Find the lines that contain the word "tech" and copy each one.
= = =
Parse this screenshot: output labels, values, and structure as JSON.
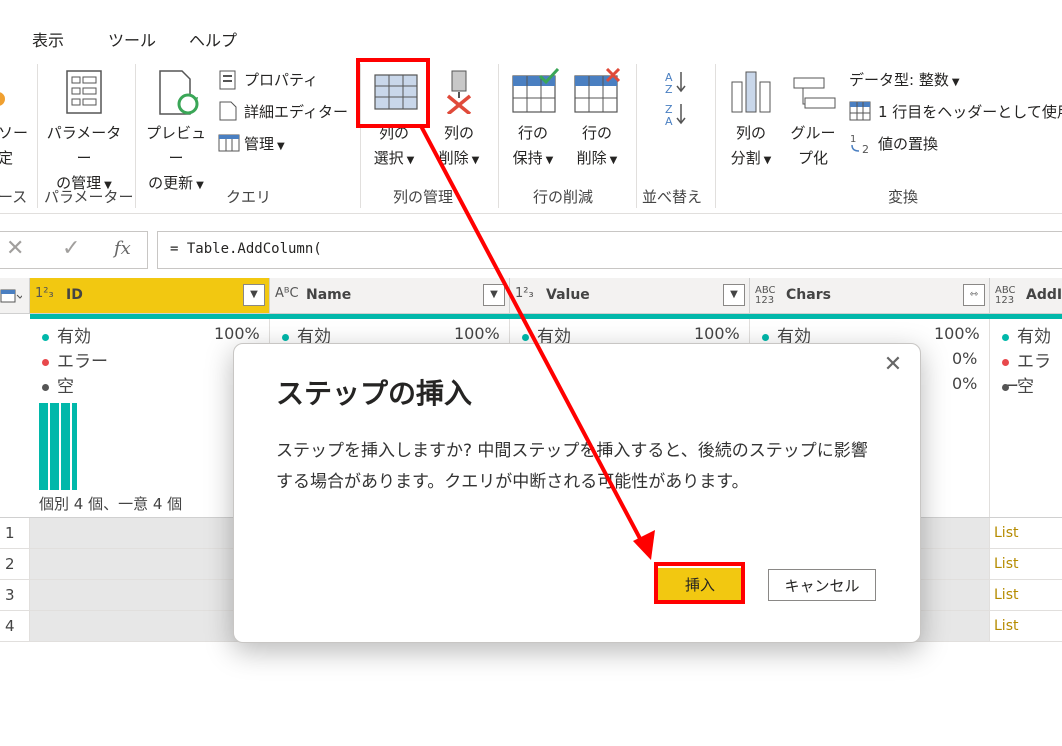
{
  "menu": {
    "view": "表示",
    "tools": "ツール",
    "help": "ヘルプ"
  },
  "ribbon": {
    "partial_left": {
      "line1": "ソー",
      "line2": "定",
      "group": "ース"
    },
    "parameters": {
      "btn_line1": "パラメーター",
      "btn_line2": "の管理",
      "group": "パラメーター"
    },
    "query": {
      "preview_line1": "プレビュー",
      "preview_line2": "の更新",
      "properties": "プロパティ",
      "advanced_editor": "詳細エディター",
      "manage": "管理",
      "group": "クエリ"
    },
    "manage_columns": {
      "choose_line1": "列の",
      "choose_line2": "選択",
      "remove_line1": "列の",
      "remove_line2": "削除",
      "group": "列の管理"
    },
    "reduce_rows": {
      "keep_line1": "行の",
      "keep_line2": "保持",
      "remove_line1": "行の",
      "remove_line2": "削除",
      "group": "行の削減"
    },
    "sort": {
      "group": "並べ替え"
    },
    "transform": {
      "split_line1": "列の",
      "split_line2": "分割",
      "group_by_line1": "グルー",
      "group_by_line2": "プ化",
      "data_type": "データ型: 整数",
      "first_row_header": "1 行目をヘッダーとして使用",
      "replace_values": "値の置換",
      "group": "変換"
    }
  },
  "formula": {
    "text": "= Table.AddColumn(",
    "fx": "fx"
  },
  "grid": {
    "columns": [
      {
        "type": "1²₃",
        "name": "ID"
      },
      {
        "type": "AᴮC",
        "name": "Name"
      },
      {
        "type": "1²₃",
        "name": "Value"
      },
      {
        "type": "ABC 123",
        "name": "Chars"
      },
      {
        "type": "ABC 123",
        "name": "AddI"
      }
    ],
    "profile": {
      "valid": "有効",
      "error": "エラー",
      "empty": "空",
      "pct_100": "100%",
      "pct_0": "0%",
      "distinct": "個別 4 個、一意 4 個"
    },
    "row_numbers": [
      "1",
      "2",
      "3",
      "4"
    ],
    "list_cell": "List"
  },
  "dialog": {
    "title": "ステップの挿入",
    "close": "✕",
    "body": "ステップを挿入しますか? 中間ステップを挿入すると、後続のステップに影響する場合があります。クエリが中断される可能性があります。",
    "insert": "挿入",
    "cancel": "キャンセル"
  },
  "colors": {
    "accent_yellow": "#f2c811",
    "teal": "#01b8aa",
    "error_red": "#e8484c",
    "annotation_red": "#ff0000",
    "list_link": "#b58b00"
  }
}
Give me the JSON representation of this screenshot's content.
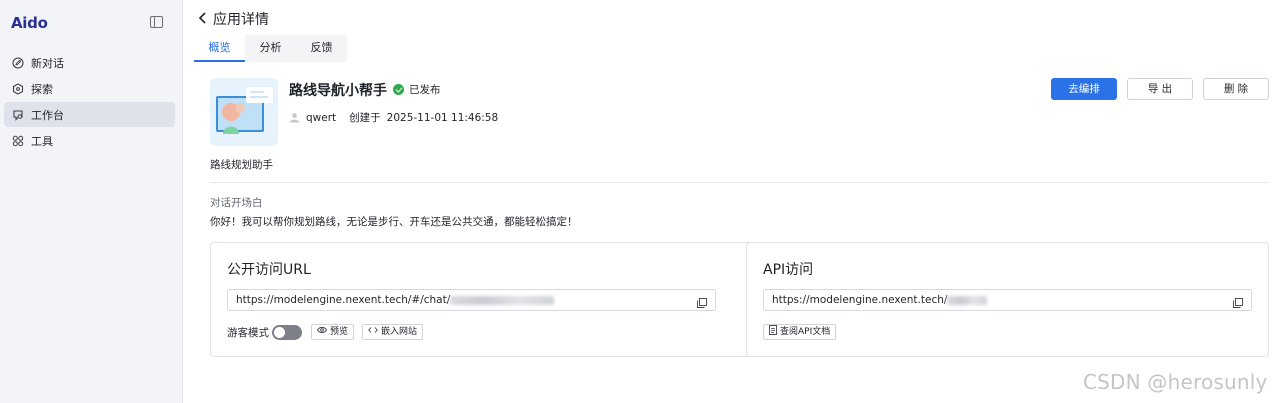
{
  "brand": {
    "logo": "Aido"
  },
  "sidebar": {
    "items": [
      {
        "label": "新对话",
        "icon": "edit-icon"
      },
      {
        "label": "探索",
        "icon": "compass-icon"
      },
      {
        "label": "工作台",
        "icon": "workspace-icon",
        "active": true
      },
      {
        "label": "工具",
        "icon": "apps-grid-icon"
      }
    ]
  },
  "header": {
    "title": "应用详情"
  },
  "tabs": [
    {
      "label": "概览",
      "active": true
    },
    {
      "label": "分析"
    },
    {
      "label": "反馈"
    }
  ],
  "app": {
    "name": "路线导航小帮手",
    "status": "已发布",
    "author": "qwert",
    "created_label": "创建于",
    "created_at": "2025-11-01 11:46:58",
    "description": "路线规划助手"
  },
  "actions": {
    "edit": "去编排",
    "export": "导 出",
    "delete": "删 除"
  },
  "opening": {
    "title": "对话开场白",
    "text": "你好！我可以帮你规划路线，无论是步行、开车还是公共交通，都能轻松搞定！"
  },
  "public_url": {
    "title": "公开访问URL",
    "url": "https://modelengine.nexent.tech/#/chat/",
    "guest_mode_label": "游客模式",
    "guest_mode_on": false,
    "preview_label": "预览",
    "embed_label": "嵌入网站"
  },
  "api": {
    "title": "API访问",
    "url": "https://modelengine.nexent.tech/",
    "docs_label": "查阅API文档"
  },
  "watermark": "CSDN @herosunly",
  "colors": {
    "primary": "#2b72e8",
    "published": "#2fa84f",
    "sidebar_bg": "#f3f4f7"
  }
}
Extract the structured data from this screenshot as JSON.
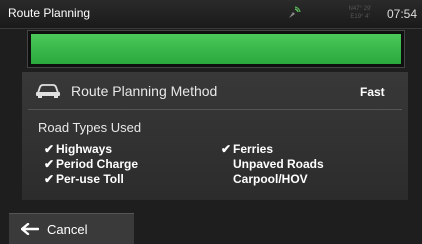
{
  "header": {
    "title": "Route Planning",
    "gps_coords": [
      "N47° 29'",
      "E19° 4'"
    ],
    "clock": "07:54"
  },
  "progress": {
    "fill_fraction": 1.0,
    "color": "#3bbf4b"
  },
  "route_method": {
    "label": "Route Planning Method",
    "value": "Fast",
    "icon": "car-icon"
  },
  "road_types": {
    "heading": "Road Types Used",
    "items": [
      {
        "label": "Highways",
        "checked": true
      },
      {
        "label": "Period Charge",
        "checked": true
      },
      {
        "label": "Per-use Toll",
        "checked": true
      },
      {
        "label": "Ferries",
        "checked": true
      },
      {
        "label": "Unpaved Roads",
        "checked": false
      },
      {
        "label": "Carpool/HOV",
        "checked": false
      }
    ]
  },
  "footer": {
    "cancel_label": "Cancel",
    "icon": "back-arrow-icon"
  }
}
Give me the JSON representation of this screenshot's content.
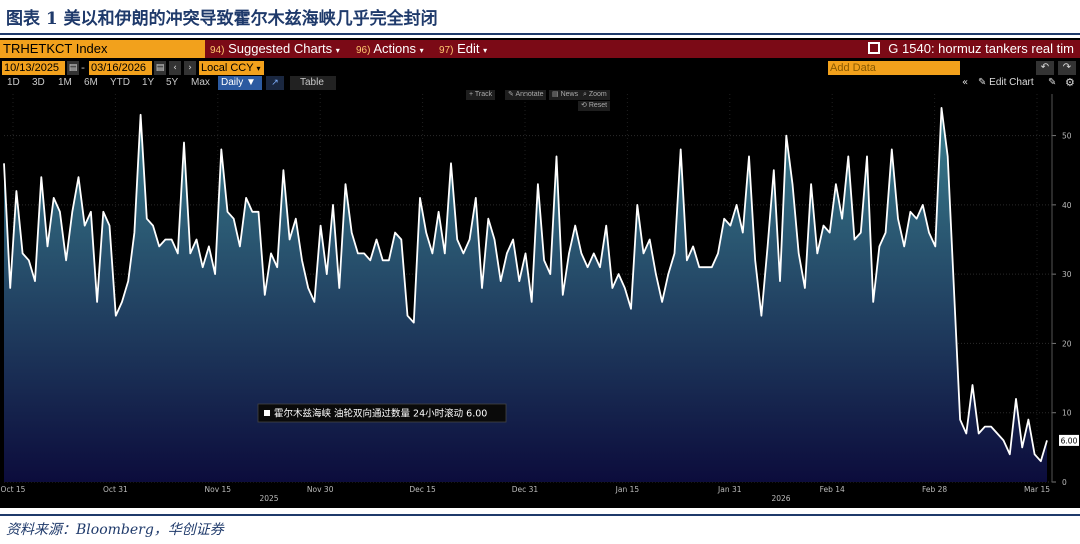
{
  "figure": {
    "title": "图表 1  美以和伊朗的冲突导致霍尔木兹海峡几乎完全封闭",
    "source": "资料来源：Bloomberg，华创证券"
  },
  "terminal": {
    "ticker": "TRHETKCT Index",
    "menu": [
      {
        "num": "94)",
        "label": "Suggested Charts"
      },
      {
        "num": "96)",
        "label": "Actions"
      },
      {
        "num": "97)",
        "label": "Edit"
      }
    ],
    "page_title": "G 1540: hormuz tankers real tim",
    "start_date": "10/13/2025",
    "end_date": "03/16/2026",
    "currency": "Local CCY",
    "ranges": [
      "1D",
      "3D",
      "1M",
      "6M",
      "YTD",
      "1Y",
      "5Y",
      "Max"
    ],
    "frequency": "Daily",
    "table_label": "Table",
    "add_data_placeholder": "Add Data",
    "edit_chart_label": "Edit Chart",
    "tools": [
      "Track",
      "Annotate",
      "News",
      "Zoom"
    ],
    "reset_label": "Reset",
    "colors": {
      "ticker_bg": "#f2a11c",
      "menu_bg": "#7b0a16",
      "line": "#ffffff",
      "fill_top": "#3a7f8e",
      "fill_bottom": "#0c0c3c"
    }
  },
  "chart_data": {
    "type": "area",
    "ylim": [
      0,
      56
    ],
    "y_ticks": [
      0,
      10,
      20,
      30,
      40,
      50
    ],
    "x_tick_labels": [
      "Oct 15",
      "Oct 31",
      "Nov 15",
      "Nov 30",
      "Dec 15",
      "Dec 31",
      "Jan 15",
      "Jan 31",
      "Feb 14",
      "Feb 28",
      "Mar 15"
    ],
    "year_labels": [
      {
        "label": "2025",
        "after": "Nov 15"
      },
      {
        "label": "2026",
        "after": "Jan 31"
      }
    ],
    "legend": "霍尔木兹海峡 油轮双向通过数量 24小时滚动 6.00",
    "last_value_label": "6.00",
    "series": [
      {
        "name": "霍尔木兹海峡 油轮双向通过数量 24小时滚动",
        "values": [
          46,
          28,
          42,
          33,
          32,
          29,
          44,
          34,
          41,
          39,
          32,
          39,
          44,
          37,
          39,
          26,
          39,
          37,
          24,
          26,
          29,
          36,
          53,
          38,
          37,
          34,
          35,
          35,
          33,
          49,
          33,
          35,
          31,
          34,
          30,
          48,
          39,
          38,
          34,
          41,
          39,
          39,
          27,
          33,
          31,
          45,
          35,
          38,
          32,
          28,
          26,
          37,
          30,
          40,
          28,
          43,
          36,
          33,
          33,
          32,
          35,
          32,
          32,
          36,
          35,
          24,
          23,
          41,
          36,
          33,
          39,
          33,
          46,
          35,
          33,
          35,
          41,
          28,
          38,
          35,
          29,
          33,
          35,
          29,
          33,
          26,
          43,
          32,
          30,
          47,
          27,
          33,
          37,
          33,
          31,
          33,
          31,
          37,
          28,
          30,
          28,
          25,
          40,
          33,
          35,
          30,
          26,
          30,
          33,
          48,
          32,
          34,
          31,
          31,
          31,
          33,
          38,
          37,
          40,
          36,
          47,
          32,
          24,
          34,
          45,
          29,
          50,
          43,
          33,
          28,
          43,
          33,
          37,
          36,
          43,
          38,
          47,
          35,
          36,
          47,
          26,
          34,
          36,
          48,
          38,
          34,
          39,
          38,
          40,
          36,
          34,
          54,
          47,
          28,
          9,
          7,
          14,
          7,
          8,
          8,
          7,
          6,
          4,
          12,
          5,
          9,
          4,
          3,
          6
        ]
      }
    ]
  }
}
= = =
> **OUTPUT OF THE EXERCISE**
    "url": "https://modelengine.nexent.tech/#/chat/",
    "url": "https://modelengine.nexent.tech/",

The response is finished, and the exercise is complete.